#### Your task:
Select, from the data, each line where "SIZE" occurs.
[START Records for this exercise]
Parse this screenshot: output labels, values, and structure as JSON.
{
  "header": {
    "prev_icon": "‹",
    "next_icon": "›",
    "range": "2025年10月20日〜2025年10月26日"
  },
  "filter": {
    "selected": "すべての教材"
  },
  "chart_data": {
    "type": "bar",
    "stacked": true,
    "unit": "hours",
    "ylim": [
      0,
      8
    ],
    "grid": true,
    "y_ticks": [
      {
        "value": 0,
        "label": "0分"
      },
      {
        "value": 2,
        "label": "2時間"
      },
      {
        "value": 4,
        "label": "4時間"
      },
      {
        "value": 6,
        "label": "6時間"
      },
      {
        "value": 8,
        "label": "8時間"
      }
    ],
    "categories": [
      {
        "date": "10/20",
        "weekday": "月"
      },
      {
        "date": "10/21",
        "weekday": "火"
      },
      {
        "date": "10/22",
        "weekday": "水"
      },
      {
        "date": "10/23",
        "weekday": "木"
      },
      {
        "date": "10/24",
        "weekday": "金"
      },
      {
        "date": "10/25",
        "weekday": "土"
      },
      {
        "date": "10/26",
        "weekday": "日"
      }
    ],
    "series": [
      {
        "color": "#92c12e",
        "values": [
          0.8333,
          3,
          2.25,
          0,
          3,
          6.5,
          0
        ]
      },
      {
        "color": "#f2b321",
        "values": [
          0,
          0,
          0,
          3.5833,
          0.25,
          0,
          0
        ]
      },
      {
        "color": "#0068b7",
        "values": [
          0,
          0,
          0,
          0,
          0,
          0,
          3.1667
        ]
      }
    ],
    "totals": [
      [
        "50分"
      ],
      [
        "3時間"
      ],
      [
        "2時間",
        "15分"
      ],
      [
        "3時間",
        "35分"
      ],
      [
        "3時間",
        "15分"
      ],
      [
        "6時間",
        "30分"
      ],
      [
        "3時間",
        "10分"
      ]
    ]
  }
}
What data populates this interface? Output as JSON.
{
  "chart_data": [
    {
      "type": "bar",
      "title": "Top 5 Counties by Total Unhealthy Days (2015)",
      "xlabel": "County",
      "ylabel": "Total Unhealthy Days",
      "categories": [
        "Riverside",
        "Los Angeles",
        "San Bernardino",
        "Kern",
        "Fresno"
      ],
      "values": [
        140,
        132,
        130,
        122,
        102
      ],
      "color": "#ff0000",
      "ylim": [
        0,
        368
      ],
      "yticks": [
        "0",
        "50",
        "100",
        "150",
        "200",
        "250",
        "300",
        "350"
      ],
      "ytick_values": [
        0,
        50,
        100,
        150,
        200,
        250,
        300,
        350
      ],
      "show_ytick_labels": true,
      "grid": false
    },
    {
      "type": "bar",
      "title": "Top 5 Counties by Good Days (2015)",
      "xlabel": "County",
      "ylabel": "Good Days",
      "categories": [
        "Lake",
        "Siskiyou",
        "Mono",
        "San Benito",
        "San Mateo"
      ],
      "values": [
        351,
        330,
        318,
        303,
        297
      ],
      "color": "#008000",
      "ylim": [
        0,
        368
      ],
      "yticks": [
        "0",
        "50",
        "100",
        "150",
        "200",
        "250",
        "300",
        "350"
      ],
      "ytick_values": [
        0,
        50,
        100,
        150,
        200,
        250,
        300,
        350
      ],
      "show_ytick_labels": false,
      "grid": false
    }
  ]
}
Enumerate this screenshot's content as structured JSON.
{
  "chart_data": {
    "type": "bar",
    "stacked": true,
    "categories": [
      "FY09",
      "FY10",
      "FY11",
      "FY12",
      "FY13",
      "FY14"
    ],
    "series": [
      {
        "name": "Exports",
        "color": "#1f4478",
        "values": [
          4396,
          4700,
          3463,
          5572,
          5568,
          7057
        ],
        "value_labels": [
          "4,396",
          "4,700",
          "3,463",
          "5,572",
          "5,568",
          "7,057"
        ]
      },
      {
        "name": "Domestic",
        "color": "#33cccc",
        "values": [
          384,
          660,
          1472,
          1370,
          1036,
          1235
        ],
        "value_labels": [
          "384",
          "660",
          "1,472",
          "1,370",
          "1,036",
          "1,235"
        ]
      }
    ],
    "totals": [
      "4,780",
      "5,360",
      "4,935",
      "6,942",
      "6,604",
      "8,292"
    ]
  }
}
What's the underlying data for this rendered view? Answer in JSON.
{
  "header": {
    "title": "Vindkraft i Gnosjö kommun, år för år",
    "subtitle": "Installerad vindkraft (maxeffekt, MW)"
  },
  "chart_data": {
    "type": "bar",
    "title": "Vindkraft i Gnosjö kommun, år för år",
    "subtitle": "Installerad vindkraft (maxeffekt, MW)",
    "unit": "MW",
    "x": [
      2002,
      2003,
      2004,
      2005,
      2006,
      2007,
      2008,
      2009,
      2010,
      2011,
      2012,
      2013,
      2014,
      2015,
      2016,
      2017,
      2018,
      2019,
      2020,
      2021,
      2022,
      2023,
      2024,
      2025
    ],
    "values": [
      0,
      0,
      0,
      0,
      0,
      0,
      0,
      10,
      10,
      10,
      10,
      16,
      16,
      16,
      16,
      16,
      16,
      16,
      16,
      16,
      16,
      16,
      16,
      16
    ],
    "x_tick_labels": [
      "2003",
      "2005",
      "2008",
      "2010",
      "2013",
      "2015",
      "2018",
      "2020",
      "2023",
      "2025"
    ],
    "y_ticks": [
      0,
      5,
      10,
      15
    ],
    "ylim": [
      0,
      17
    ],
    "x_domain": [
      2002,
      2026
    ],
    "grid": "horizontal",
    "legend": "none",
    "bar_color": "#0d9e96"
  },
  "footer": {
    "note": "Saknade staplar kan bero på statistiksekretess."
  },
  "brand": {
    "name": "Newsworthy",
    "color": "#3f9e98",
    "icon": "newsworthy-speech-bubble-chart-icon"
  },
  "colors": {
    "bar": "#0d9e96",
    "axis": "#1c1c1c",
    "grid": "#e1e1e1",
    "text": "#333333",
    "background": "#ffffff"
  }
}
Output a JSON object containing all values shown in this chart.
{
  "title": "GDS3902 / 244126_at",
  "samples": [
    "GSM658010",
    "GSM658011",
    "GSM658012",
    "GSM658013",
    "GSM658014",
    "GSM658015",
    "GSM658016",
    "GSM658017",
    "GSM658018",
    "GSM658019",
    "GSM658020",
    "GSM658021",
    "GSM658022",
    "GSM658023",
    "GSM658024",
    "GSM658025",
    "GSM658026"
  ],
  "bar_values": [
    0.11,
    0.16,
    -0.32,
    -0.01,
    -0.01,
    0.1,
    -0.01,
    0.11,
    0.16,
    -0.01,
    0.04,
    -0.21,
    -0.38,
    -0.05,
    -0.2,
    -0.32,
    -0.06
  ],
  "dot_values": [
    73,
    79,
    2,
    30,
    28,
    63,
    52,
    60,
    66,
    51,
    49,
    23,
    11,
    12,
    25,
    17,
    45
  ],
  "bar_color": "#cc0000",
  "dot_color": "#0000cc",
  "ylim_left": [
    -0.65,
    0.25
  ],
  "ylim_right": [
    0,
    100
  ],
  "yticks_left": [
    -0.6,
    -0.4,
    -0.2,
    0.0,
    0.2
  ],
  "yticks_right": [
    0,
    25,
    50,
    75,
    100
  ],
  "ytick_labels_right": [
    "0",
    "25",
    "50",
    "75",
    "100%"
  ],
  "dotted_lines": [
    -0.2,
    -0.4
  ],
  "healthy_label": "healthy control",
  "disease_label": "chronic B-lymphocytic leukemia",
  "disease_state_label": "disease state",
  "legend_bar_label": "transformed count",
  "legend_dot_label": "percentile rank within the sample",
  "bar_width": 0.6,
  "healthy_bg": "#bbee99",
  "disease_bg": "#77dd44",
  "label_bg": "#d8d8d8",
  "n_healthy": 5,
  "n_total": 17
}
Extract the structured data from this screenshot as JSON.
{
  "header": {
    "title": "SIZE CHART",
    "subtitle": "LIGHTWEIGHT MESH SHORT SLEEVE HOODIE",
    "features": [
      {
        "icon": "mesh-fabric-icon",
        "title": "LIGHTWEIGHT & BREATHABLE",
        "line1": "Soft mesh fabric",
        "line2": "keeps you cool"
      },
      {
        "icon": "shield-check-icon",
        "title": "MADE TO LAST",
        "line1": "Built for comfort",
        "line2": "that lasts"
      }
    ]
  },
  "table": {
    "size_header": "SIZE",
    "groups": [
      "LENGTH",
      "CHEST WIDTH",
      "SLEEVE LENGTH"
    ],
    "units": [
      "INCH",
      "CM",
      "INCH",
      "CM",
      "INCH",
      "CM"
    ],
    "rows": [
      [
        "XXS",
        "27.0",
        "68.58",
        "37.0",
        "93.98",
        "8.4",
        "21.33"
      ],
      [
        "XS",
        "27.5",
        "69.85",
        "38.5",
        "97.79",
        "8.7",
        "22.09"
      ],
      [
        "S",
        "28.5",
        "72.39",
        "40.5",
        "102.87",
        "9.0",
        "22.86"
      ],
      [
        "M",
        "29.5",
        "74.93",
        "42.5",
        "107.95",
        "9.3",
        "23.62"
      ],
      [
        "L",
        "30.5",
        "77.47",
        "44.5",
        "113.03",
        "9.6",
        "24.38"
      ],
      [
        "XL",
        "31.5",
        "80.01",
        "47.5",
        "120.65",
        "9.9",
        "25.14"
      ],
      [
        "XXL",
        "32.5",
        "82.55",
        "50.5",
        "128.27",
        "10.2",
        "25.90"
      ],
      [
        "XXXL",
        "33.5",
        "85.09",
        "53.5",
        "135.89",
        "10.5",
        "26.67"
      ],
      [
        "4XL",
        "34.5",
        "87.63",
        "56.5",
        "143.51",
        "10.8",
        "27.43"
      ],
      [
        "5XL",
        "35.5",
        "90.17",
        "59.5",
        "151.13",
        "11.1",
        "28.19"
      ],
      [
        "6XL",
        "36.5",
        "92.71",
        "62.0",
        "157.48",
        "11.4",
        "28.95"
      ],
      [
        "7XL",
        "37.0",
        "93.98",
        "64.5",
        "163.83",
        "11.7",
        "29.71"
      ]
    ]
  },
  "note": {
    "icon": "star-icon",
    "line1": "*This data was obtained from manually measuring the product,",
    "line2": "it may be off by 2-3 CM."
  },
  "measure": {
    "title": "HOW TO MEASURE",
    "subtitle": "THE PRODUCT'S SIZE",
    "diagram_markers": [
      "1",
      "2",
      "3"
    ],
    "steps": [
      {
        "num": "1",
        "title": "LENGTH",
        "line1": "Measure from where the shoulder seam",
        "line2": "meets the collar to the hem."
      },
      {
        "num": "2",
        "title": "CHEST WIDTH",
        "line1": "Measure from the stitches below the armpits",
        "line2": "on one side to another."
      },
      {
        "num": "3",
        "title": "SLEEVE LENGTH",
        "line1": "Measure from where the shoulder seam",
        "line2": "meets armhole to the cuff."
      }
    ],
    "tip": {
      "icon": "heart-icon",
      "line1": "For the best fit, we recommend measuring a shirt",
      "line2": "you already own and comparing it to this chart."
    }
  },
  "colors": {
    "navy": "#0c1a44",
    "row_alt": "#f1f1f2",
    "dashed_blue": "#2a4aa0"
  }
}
[END Records for this exercise]
#### Answer for the task:
    "title": "SIZE CHART",
    "size_header": "SIZE",
    "subtitle": "THE PRODUCT'S SIZE",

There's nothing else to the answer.